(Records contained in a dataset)
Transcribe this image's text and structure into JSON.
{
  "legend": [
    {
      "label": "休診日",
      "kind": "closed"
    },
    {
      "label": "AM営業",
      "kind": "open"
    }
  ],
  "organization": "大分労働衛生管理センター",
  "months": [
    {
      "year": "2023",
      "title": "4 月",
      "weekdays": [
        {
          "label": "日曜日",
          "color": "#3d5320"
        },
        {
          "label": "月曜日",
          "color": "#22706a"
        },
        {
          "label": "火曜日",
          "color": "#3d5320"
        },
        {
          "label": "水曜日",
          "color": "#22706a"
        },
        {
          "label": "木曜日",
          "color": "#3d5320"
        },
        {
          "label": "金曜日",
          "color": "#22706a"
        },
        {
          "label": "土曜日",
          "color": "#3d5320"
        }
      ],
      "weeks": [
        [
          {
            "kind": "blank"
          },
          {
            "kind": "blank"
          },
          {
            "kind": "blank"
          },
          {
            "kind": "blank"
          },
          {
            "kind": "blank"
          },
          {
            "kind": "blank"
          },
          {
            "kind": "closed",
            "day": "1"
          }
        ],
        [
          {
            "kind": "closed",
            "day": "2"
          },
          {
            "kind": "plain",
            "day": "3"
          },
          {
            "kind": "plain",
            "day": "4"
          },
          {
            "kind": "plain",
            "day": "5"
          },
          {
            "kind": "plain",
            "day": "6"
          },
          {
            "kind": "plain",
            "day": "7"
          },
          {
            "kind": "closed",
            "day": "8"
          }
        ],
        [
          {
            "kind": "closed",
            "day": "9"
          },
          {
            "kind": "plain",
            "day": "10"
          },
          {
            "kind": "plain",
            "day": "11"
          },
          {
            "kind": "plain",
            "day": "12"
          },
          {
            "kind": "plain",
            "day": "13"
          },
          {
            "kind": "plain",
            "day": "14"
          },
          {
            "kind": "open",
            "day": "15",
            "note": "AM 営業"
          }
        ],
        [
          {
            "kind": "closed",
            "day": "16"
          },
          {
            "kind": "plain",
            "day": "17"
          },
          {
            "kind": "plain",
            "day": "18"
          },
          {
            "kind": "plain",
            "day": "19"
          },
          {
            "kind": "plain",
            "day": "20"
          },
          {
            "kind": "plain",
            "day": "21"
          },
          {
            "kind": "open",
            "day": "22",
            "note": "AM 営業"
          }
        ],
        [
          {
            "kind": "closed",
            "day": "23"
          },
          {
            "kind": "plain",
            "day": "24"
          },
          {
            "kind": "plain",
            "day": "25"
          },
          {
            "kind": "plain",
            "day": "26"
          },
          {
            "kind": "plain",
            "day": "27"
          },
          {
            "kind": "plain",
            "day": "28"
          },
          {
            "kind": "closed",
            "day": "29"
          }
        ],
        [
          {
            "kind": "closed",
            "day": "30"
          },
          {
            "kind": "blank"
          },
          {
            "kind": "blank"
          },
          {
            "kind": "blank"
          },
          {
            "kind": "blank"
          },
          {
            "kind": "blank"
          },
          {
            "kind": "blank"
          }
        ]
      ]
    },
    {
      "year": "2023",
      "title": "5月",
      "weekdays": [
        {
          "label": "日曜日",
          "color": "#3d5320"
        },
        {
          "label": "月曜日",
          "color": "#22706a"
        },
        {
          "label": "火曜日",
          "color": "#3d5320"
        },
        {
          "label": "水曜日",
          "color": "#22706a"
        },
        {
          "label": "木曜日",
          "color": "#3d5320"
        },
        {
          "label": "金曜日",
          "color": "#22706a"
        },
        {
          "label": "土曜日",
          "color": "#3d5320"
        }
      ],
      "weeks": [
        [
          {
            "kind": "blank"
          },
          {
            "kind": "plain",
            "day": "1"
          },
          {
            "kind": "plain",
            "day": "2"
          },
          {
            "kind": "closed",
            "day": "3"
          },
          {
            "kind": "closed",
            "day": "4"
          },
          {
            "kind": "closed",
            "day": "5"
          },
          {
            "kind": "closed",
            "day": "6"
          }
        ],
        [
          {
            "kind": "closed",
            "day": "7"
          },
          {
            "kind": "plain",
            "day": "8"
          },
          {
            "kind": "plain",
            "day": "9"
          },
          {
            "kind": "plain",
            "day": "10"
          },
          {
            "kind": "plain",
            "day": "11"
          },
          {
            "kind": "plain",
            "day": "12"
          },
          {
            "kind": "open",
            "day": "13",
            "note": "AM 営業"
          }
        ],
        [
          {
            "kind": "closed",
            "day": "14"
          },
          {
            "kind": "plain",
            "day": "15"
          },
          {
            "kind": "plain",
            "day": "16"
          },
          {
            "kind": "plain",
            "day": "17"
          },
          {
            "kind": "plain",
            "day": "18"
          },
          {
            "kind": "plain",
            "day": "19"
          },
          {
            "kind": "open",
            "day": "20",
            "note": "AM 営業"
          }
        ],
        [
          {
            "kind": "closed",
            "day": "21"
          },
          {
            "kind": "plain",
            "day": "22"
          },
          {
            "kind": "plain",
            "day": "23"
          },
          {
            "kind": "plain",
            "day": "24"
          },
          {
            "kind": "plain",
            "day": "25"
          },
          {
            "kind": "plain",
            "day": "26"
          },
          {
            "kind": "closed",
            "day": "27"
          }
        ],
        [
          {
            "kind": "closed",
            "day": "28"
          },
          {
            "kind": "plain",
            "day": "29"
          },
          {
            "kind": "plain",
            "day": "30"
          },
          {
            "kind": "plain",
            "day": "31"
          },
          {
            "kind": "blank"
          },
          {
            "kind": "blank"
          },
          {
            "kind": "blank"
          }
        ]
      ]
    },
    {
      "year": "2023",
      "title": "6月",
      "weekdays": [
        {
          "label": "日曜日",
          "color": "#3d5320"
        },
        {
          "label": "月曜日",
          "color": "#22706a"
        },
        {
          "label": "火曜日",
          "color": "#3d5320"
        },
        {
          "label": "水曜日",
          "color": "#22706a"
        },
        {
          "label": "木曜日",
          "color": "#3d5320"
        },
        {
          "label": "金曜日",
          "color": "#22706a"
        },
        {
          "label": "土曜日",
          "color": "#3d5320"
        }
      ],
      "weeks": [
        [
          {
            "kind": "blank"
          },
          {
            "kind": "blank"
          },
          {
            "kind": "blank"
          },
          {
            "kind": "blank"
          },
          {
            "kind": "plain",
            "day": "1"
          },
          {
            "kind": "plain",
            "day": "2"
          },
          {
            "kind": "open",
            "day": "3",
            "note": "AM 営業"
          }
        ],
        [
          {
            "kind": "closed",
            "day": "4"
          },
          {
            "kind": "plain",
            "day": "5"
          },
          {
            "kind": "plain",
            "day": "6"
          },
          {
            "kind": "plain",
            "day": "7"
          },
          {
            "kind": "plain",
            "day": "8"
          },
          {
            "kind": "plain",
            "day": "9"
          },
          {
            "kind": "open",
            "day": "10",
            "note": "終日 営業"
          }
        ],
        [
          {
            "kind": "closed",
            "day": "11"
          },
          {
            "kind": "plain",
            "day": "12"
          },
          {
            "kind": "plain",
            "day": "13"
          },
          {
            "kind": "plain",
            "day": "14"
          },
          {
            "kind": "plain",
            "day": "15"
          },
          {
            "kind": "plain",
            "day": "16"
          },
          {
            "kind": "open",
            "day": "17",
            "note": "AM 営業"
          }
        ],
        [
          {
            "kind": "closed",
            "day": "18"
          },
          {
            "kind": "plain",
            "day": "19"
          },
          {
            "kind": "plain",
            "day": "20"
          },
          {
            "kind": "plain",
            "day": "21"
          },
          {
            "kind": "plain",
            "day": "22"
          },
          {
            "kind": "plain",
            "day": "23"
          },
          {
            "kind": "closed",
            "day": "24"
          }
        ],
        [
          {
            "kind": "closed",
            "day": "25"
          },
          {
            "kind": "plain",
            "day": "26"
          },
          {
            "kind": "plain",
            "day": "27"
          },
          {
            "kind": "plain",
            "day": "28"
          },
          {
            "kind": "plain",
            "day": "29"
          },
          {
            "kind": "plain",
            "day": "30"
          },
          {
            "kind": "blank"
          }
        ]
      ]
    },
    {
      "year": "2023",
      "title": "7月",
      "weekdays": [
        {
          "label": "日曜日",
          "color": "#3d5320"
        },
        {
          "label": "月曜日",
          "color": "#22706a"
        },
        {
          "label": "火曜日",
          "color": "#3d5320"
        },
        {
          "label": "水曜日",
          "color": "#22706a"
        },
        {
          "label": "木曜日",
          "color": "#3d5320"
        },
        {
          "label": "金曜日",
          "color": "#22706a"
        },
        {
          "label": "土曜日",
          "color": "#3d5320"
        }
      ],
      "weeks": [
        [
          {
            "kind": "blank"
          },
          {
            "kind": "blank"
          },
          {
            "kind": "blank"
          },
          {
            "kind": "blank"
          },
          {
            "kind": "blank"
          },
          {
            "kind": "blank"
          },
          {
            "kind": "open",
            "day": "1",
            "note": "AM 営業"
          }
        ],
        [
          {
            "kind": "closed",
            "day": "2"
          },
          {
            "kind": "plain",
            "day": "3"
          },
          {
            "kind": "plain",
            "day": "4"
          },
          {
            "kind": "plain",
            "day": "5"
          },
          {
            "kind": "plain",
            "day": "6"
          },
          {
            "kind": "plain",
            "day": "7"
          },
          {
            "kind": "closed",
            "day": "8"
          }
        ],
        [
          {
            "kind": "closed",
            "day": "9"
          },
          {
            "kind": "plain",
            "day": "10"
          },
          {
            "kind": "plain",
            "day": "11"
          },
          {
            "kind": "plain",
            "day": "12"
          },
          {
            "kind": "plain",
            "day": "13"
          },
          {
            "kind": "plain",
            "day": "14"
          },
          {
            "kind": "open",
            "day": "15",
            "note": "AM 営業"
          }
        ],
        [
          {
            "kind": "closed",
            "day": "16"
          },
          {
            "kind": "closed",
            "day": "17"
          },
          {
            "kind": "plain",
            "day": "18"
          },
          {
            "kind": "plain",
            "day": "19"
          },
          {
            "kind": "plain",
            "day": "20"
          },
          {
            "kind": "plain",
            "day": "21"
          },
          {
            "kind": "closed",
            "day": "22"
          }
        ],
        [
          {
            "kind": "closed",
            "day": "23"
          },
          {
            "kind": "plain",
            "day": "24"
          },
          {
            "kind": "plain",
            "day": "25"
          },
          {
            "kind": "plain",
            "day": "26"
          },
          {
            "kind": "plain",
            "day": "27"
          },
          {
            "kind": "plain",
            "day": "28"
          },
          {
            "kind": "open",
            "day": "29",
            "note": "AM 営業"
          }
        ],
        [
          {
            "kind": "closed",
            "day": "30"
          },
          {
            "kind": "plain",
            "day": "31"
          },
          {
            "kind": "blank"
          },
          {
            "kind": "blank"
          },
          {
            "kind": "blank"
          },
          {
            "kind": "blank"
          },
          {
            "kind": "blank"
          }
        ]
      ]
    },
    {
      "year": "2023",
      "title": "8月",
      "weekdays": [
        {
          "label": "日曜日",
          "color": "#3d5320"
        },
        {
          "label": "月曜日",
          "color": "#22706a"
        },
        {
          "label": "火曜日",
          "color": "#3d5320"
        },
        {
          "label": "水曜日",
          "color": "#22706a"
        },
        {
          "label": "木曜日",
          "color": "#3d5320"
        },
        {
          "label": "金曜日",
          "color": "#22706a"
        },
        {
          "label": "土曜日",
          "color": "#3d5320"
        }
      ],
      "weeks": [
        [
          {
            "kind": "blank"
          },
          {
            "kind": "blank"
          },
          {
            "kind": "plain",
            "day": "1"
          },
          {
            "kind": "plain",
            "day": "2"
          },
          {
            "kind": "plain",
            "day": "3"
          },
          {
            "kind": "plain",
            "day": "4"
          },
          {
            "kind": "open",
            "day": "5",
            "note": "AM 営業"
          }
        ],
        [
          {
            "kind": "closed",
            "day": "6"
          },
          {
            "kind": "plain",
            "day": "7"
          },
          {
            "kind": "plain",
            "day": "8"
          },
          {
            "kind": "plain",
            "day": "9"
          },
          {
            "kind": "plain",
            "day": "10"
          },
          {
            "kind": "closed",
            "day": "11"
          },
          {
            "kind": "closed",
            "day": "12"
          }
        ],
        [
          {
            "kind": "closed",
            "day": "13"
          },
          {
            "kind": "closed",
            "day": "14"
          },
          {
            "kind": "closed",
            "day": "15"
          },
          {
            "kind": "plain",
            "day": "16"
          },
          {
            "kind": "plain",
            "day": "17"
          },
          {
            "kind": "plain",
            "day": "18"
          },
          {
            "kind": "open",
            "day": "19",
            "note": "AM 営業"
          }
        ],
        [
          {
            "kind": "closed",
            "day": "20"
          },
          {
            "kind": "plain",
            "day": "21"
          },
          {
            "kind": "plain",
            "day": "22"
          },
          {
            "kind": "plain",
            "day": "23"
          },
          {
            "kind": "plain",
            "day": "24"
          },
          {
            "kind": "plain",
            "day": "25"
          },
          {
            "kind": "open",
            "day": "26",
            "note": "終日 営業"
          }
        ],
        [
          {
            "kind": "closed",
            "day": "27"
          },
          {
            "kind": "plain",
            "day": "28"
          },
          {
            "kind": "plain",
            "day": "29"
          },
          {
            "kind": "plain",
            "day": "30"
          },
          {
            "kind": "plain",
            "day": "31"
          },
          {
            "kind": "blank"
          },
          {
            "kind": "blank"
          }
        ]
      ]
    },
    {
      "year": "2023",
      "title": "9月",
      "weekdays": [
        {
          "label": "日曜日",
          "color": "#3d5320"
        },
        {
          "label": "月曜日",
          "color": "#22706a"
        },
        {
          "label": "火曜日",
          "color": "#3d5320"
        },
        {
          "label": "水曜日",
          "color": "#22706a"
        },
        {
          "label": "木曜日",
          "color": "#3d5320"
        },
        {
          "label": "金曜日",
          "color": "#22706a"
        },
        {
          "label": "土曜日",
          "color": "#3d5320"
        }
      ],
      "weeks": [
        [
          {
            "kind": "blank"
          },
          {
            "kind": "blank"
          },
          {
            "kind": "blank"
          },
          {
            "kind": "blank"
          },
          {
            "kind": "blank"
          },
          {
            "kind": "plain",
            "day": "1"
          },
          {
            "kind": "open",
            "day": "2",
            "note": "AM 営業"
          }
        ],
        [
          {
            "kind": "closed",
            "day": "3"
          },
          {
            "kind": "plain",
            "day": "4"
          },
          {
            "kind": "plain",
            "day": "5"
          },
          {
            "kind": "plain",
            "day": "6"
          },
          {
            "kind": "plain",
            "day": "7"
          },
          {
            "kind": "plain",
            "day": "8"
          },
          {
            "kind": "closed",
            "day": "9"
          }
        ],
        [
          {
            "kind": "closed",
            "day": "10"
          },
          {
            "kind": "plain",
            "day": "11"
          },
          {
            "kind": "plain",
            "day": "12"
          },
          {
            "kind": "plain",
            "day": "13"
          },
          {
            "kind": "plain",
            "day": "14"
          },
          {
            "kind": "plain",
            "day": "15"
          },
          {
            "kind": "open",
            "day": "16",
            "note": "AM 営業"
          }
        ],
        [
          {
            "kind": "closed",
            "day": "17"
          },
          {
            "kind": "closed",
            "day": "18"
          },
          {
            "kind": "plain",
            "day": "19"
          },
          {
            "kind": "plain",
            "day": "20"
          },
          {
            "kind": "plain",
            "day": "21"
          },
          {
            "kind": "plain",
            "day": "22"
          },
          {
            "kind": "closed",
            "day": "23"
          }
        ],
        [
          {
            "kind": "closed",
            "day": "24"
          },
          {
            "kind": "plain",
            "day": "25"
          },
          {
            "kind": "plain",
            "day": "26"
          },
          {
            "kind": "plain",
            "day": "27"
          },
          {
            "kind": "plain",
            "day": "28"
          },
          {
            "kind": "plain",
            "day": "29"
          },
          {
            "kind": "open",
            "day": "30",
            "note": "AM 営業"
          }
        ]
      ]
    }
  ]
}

What to do: State how many lines of the listing include "title", and nothing more.

Answer to the exercise: 6